WHAT TO DO –
In the material below, find each line holding the string "前后的位置关系" and copy it.
--- Start of RECORDS SHOWN ---
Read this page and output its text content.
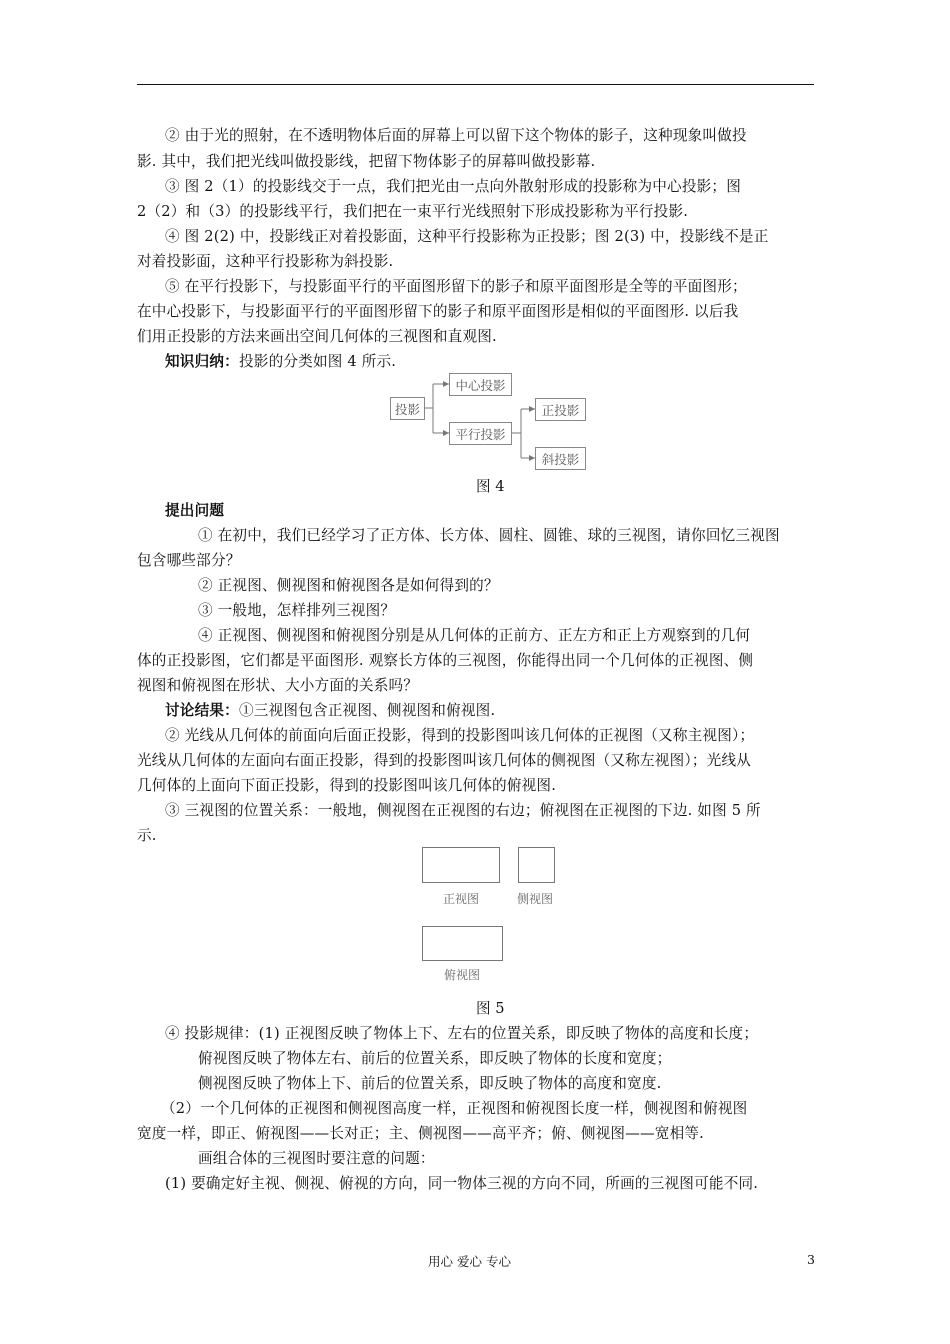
② 由于光的照射，在不透明物体后面的屏幕上可以留下这个物体的影子，这种现象叫做投
影. 其中，我们把光线叫做投影线，把留下物体影子的屏幕叫做投影幕.
③ 图 2（1）的投影线交于一点，我们把光由一点向外散射形成的投影称为中心投影；图
2（2）和（3）的投影线平行，我们把在一束平行光线照射下形成投影称为平行投影.
④ 图 2(2) 中，投影线正对着投影面，这种平行投影称为正投影；图 2(3) 中，投影线不是正
对着投影面，这种平行投影称为斜投影.
⑤ 在平行投影下，与投影面平行的平面图形留下的影子和原平面图形是全等的平面图形；
在中心投影下，与投影面平行的平面图形留下的影子和原平面图形是相似的平面图形. 以后我
们用正投影的方法来画出空间几何体的三视图和直观图.
知识归纳：投影的分类如图 4 所示.
投影
中心投影
平行投影
正投影
斜投影
图 4
提出问题
① 在初中，我们已经学习了正方体、长方体、圆柱、圆锥、球的三视图，请你回忆三视图
包含哪些部分？
② 正视图、侧视图和俯视图各是如何得到的？
③ 一般地，怎样排列三视图？
④ 正视图、侧视图和俯视图分别是从几何体的正前方、正左方和正上方观察到的几何
体的正投影图，它们都是平面图形. 观察长方体的三视图，你能得出同一个几何体的正视图、侧
视图和俯视图在形状、大小方面的关系吗？
讨论结果：①三视图包含正视图、侧视图和俯视图.
② 光线从几何体的前面向后面正投影，得到的投影图叫该几何体的正视图（又称主视图）；
光线从几何体的左面向右面正投影，得到的投影图叫该几何体的侧视图（又称左视图）；光线从
几何体的上面向下面正投影，得到的投影图叫该几何体的俯视图.
③ 三视图的位置关系：一般地，侧视图在正视图的右边；俯视图在正视图的下边. 如图 5 所
示.
正视图	侧视图
俯视图
图 5
④ 投影规律：(1) 正视图反映了物体上下、左右的位置关系，即反映了物体的高度和长度；
俯视图反映了物体左右、前后的位置关系，即反映了物体的长度和宽度；
侧视图反映了物体上下、前后的位置关系，即反映了物体的高度和宽度.
（2）一个几何体的正视图和侧视图高度一样，正视图和俯视图长度一样，侧视图和俯视图
宽度一样，即正、俯视图——长对正；主、侧视图——高平齐；俯、侧视图——宽相等.
画组合体的三视图时要注意的问题：
(1) 要确定好主视、侧视、俯视的方向，同一物体三视的方向不同，所画的三视图可能不同.
用心 爱心 专心	3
--- End of RECORDS SHOWN ---
RESULT –
俯视图反映了物体左右、前后的位置关系，即反映了物体的长度和宽度；
侧视图反映了物体上下、前后的位置关系，即反映了物体的高度和宽度.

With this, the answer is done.